Written request —
Copy every line of the listing exactly.

Supplied records —

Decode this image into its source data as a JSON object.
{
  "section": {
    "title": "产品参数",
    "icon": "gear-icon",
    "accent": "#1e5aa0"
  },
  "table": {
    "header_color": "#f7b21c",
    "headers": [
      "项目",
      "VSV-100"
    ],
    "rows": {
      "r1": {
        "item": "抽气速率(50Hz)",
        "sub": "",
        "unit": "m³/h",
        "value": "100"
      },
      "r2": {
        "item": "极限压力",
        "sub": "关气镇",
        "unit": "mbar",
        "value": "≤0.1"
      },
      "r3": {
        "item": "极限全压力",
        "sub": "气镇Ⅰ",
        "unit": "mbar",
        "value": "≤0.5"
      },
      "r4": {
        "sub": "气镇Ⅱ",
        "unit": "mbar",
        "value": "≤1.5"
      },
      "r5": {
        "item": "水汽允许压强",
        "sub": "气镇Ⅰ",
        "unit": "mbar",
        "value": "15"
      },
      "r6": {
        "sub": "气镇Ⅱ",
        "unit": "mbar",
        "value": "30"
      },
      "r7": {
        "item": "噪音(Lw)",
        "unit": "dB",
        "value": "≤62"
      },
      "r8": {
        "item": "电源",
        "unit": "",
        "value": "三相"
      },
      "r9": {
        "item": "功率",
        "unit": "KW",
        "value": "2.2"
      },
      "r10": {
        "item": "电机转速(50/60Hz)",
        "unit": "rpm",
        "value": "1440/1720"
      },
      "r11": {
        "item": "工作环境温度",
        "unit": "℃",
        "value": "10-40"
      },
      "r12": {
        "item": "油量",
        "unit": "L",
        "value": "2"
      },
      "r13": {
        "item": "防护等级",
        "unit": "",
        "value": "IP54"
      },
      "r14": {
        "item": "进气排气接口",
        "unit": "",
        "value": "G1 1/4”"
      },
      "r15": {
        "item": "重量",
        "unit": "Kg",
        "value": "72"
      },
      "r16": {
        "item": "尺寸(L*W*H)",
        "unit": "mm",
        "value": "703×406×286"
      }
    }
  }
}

Exercise output —
Decode this image into its source data as a JSON object.
{
  "section": {
    "title": "产品参数",
    "icon": "gear-icon",
    "accent": "#1e5aa0"
  },
  "table": {
    "header_color": "#f7b21c",
    "headers": [
      "项目",
      "VSV-100"
    ],
    "rows": {
      "r1": {
        "item": "抽气速率(50Hz)",
        "sub": "",
        "unit": "m³/h",
        "value": "100"
      },
      "r2": {
        "item": "极限压力",
        "sub": "关气镇",
        "unit": "mbar",
        "value": "≤0.1"
      },
      "r3": {
        "item": "极限全压力",
        "sub": "气镇Ⅰ",
        "unit": "mbar",
        "value": "≤0.5"
      },
      "r4": {
        "sub": "气镇Ⅱ",
        "unit": "mbar",
        "value": "≤1.5"
      },
      "r5": {
        "item": "水汽允许压强",
        "sub": "气镇Ⅰ",
        "unit": "mbar",
        "value": "15"
      },
      "r6": {
        "sub": "气镇Ⅱ",
        "unit": "mbar",
        "value": "30"
      },
      "r7": {
        "item": "噪音(Lw)",
        "unit": "dB",
        "value": "≤62"
      },
      "r8": {
        "item": "电源",
        "unit": "",
        "value": "三相"
      },
      "r9": {
        "item": "功率",
        "unit": "KW",
        "value": "2.2"
      },
      "r10": {
        "item": "电机转速(50/60Hz)",
        "unit": "rpm",
        "value": "1440/1720"
      },
      "r11": {
        "item": "工作环境温度",
        "unit": "℃",
        "value": "10-40"
      },
      "r12": {
        "item": "油量",
        "unit": "L",
        "value": "2"
      },
      "r13": {
        "item": "防护等级",
        "unit": "",
        "value": "IP54"
      },
      "r14": {
        "item": "进气排气接口",
        "unit": "",
        "value": "G1 1/4”"
      },
      "r15": {
        "item": "重量",
        "unit": "Kg",
        "value": "72"
      },
      "r16": {
        "item": "尺寸(L*W*H)",
        "unit": "mm",
        "value": "703×406×286"
      }
    }
  }
}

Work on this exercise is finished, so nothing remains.